[Problem description] Restate each of the lines below word for word and drop every picture.

## begin Records for the task

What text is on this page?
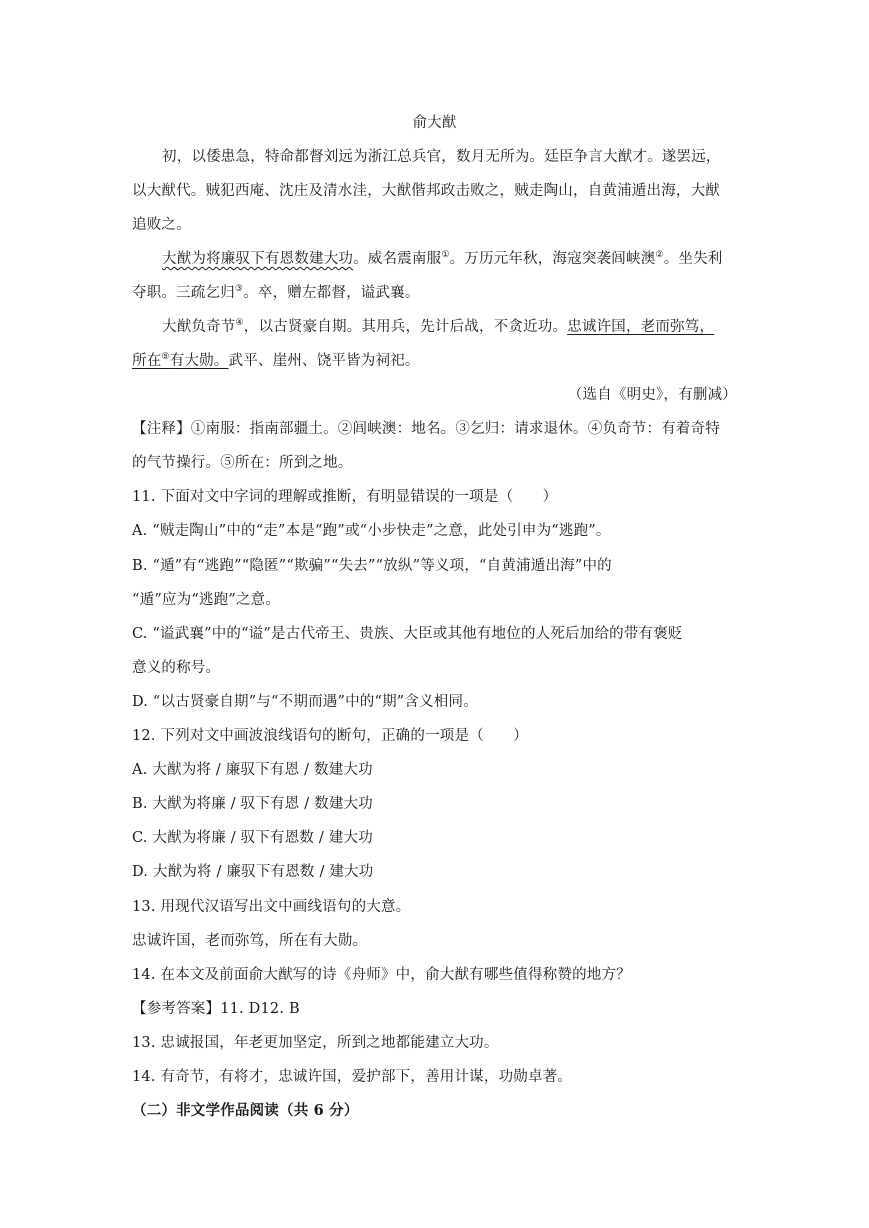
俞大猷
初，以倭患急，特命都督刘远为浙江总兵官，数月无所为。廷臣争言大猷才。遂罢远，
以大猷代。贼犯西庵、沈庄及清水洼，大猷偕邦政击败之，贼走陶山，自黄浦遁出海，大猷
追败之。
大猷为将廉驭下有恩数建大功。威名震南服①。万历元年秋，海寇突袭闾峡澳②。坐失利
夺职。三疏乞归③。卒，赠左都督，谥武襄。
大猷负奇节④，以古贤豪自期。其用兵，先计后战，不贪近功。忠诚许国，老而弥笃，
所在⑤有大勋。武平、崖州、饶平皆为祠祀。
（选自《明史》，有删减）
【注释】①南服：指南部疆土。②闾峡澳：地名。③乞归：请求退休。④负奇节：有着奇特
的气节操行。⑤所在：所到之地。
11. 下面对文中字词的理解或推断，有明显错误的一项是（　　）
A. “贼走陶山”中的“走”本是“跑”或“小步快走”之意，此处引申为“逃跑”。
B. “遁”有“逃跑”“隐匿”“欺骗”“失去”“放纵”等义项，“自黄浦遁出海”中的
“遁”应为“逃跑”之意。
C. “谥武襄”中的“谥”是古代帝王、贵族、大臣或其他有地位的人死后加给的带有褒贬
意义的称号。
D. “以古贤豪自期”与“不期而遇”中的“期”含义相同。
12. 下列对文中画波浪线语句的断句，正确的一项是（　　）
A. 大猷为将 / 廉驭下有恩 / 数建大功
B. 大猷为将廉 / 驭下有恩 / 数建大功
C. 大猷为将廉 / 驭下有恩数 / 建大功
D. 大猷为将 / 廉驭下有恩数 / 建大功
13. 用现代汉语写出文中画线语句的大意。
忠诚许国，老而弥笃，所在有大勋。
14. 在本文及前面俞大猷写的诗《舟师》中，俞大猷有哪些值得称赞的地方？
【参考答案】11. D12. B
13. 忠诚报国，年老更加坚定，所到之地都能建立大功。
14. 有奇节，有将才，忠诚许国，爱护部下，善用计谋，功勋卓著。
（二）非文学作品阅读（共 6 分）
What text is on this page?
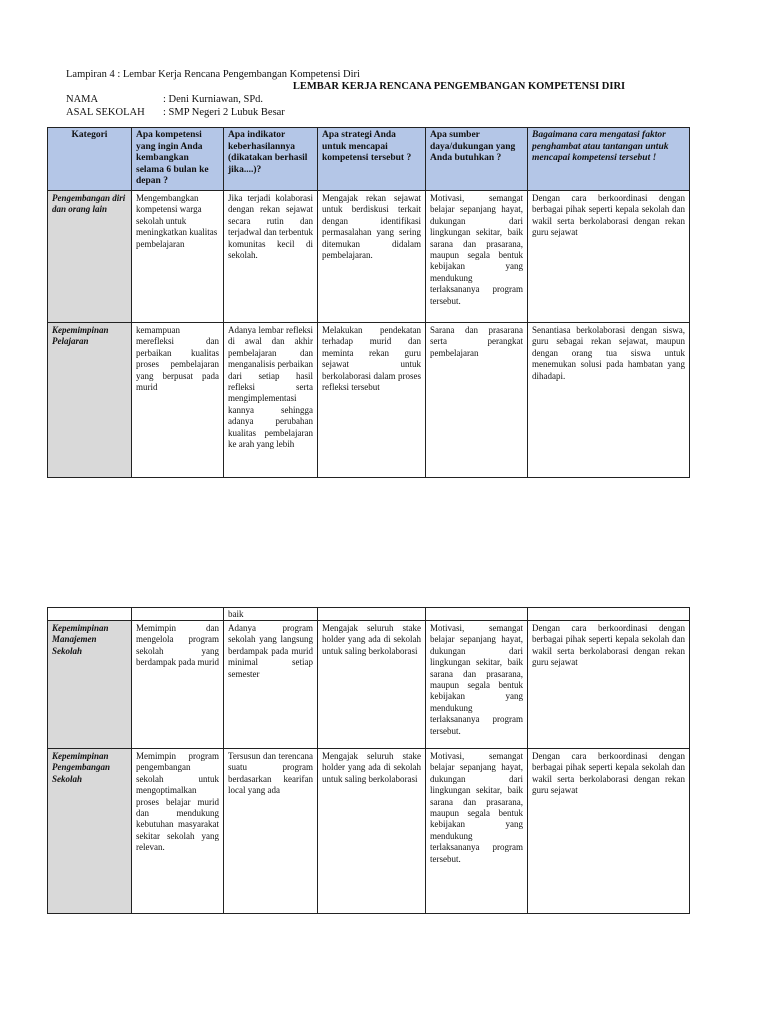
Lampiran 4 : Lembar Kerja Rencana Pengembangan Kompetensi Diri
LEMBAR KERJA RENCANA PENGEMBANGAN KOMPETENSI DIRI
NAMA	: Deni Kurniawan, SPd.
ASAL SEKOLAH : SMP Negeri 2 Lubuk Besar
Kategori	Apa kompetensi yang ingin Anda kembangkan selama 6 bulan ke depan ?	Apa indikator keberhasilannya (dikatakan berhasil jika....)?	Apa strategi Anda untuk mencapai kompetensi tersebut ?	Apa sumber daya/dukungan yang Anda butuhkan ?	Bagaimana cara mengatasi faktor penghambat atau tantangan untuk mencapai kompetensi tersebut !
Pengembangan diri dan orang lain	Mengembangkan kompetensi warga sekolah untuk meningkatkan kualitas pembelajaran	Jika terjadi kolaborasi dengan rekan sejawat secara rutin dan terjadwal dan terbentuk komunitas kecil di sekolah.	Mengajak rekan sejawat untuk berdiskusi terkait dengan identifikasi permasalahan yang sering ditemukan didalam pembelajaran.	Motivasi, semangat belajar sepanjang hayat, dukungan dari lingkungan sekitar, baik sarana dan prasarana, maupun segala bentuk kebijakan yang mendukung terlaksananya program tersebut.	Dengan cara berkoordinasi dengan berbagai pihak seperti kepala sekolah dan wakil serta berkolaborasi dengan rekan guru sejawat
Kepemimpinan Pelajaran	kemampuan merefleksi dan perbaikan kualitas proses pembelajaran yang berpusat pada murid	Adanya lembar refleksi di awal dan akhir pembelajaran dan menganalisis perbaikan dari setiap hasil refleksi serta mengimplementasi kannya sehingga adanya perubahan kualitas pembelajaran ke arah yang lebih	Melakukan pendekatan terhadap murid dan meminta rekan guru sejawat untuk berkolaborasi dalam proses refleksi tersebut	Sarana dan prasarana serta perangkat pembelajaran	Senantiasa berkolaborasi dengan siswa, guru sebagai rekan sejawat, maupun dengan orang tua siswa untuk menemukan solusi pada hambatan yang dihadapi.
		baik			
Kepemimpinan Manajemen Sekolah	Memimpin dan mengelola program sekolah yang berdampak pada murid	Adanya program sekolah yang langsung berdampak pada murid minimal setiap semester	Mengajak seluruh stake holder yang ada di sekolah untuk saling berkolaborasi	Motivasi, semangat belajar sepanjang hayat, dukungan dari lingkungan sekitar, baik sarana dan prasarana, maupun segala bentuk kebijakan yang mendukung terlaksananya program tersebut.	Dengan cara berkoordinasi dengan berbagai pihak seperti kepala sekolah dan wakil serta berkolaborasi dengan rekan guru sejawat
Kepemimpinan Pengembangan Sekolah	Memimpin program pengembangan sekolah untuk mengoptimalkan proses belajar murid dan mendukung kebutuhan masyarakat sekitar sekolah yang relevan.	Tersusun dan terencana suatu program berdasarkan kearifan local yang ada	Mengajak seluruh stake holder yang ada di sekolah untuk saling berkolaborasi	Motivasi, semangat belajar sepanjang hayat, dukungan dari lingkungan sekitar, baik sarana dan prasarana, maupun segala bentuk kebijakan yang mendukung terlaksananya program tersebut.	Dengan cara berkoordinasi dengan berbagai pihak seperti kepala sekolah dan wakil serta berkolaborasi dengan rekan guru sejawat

## end Records for the task

[Reply]
What text is on this page?
俞大猷
初，以倭患急，特命都督刘远为浙江总兵官，数月无所为。廷臣争言大猷才。遂罢远，
以大猷代。贼犯西庵、沈庄及清水洼，大猷偕邦政击败之，贼走陶山，自黄浦遁出海，大猷
追败之。
大猷为将廉驭下有恩数建大功。威名震南服①。万历元年秋，海寇突袭闾峡澳②。坐失利
夺职。三疏乞归③。卒，赠左都督，谥武襄。
大猷负奇节④，以古贤豪自期。其用兵，先计后战，不贪近功。忠诚许国，老而弥笃，
所在⑤有大勋。武平、崖州、饶平皆为祠祀。
（选自《明史》，有删减）
【注释】①南服：指南部疆土。②闾峡澳：地名。③乞归：请求退休。④负奇节：有着奇特
的气节操行。⑤所在：所到之地。
11. 下面对文中字词的理解或推断，有明显错误的一项是（　　）
A. “贼走陶山”中的“走”本是“跑”或“小步快走”之意，此处引申为“逃跑”。
B. “遁”有“逃跑”“隐匿”“欺骗”“失去”“放纵”等义项，“自黄浦遁出海”中的
“遁”应为“逃跑”之意。
C. “谥武襄”中的“谥”是古代帝王、贵族、大臣或其他有地位的人死后加给的带有褒贬
意义的称号。
D. “以古贤豪自期”与“不期而遇”中的“期”含义相同。
12. 下列对文中画波浪线语句的断句，正确的一项是（　　）
A. 大猷为将 / 廉驭下有恩 / 数建大功
B. 大猷为将廉 / 驭下有恩 / 数建大功
C. 大猷为将廉 / 驭下有恩数 / 建大功
D. 大猷为将 / 廉驭下有恩数 / 建大功
13. 用现代汉语写出文中画线语句的大意。
忠诚许国，老而弥笃，所在有大勋。
14. 在本文及前面俞大猷写的诗《舟师》中，俞大猷有哪些值得称赞的地方？
【参考答案】11. D12. B
13. 忠诚报国，年老更加坚定，所到之地都能建立大功。
14. 有奇节，有将才，忠诚许国，爱护部下，善用计谋，功勋卓著。
（二）非文学作品阅读（共 6 分）
What text is on this page?
Lampiran 4 : Lembar Kerja Rencana Pengembangan Kompetensi Diri
LEMBAR KERJA RENCANA PENGEMBANGAN KOMPETENSI DIRI
NAMA	: Deni Kurniawan, SPd.
ASAL SEKOLAH : SMP Negeri 2 Lubuk Besar
Kategori	Apa kompetensi yang ingin Anda kembangkan selama 6 bulan ke depan ?	Apa indikator keberhasilannya (dikatakan berhasil jika....)?	Apa strategi Anda untuk mencapai kompetensi tersebut ?	Apa sumber daya/dukungan yang Anda butuhkan ?	Bagaimana cara mengatasi faktor penghambat atau tantangan untuk mencapai kompetensi tersebut !
Pengembangan diri dan orang lain	Mengembangkan kompetensi warga sekolah untuk meningkatkan kualitas pembelajaran	Jika terjadi kolaborasi dengan rekan sejawat secara rutin dan terjadwal dan terbentuk komunitas kecil di sekolah.	Mengajak rekan sejawat untuk berdiskusi terkait dengan identifikasi permasalahan yang sering ditemukan didalam pembelajaran.	Motivasi, semangat belajar sepanjang hayat, dukungan dari lingkungan sekitar, baik sarana dan prasarana, maupun segala bentuk kebijakan yang mendukung terlaksananya program tersebut.	Dengan cara berkoordinasi dengan berbagai pihak seperti kepala sekolah dan wakil serta berkolaborasi dengan rekan guru sejawat
Kepemimpinan Pelajaran	kemampuan merefleksi dan perbaikan kualitas proses pembelajaran yang berpusat pada murid	Adanya lembar refleksi di awal dan akhir pembelajaran dan menganalisis perbaikan dari setiap hasil refleksi serta mengimplementasi kannya sehingga adanya perubahan kualitas pembelajaran ke arah yang lebih	Melakukan pendekatan terhadap murid dan meminta rekan guru sejawat untuk berkolaborasi dalam proses refleksi tersebut	Sarana dan prasarana serta perangkat pembelajaran	Senantiasa berkolaborasi dengan siswa, guru sebagai rekan sejawat, maupun dengan orang tua siswa untuk menemukan solusi pada hambatan yang dihadapi.
		baik			
Kepemimpinan Manajemen Sekolah	Memimpin dan mengelola program sekolah yang berdampak pada murid	Adanya program sekolah yang langsung berdampak pada murid minimal setiap semester	Mengajak seluruh stake holder yang ada di sekolah untuk saling berkolaborasi	Motivasi, semangat belajar sepanjang hayat, dukungan dari lingkungan sekitar, baik sarana dan prasarana, maupun segala bentuk kebijakan yang mendukung terlaksananya program tersebut.	Dengan cara berkoordinasi dengan berbagai pihak seperti kepala sekolah dan wakil serta berkolaborasi dengan rekan guru sejawat
Kepemimpinan Pengembangan Sekolah	Memimpin program pengembangan sekolah untuk mengoptimalkan proses belajar murid dan mendukung kebutuhan masyarakat sekitar sekolah yang relevan.	Tersusun dan terencana suatu program berdasarkan kearifan local yang ada	Mengajak seluruh stake holder yang ada di sekolah untuk saling berkolaborasi	Motivasi, semangat belajar sepanjang hayat, dukungan dari lingkungan sekitar, baik sarana dan prasarana, maupun segala bentuk kebijakan yang mendukung terlaksananya program tersebut.	Dengan cara berkoordinasi dengan berbagai pihak seperti kepala sekolah dan wakil serta berkolaborasi dengan rekan guru sejawat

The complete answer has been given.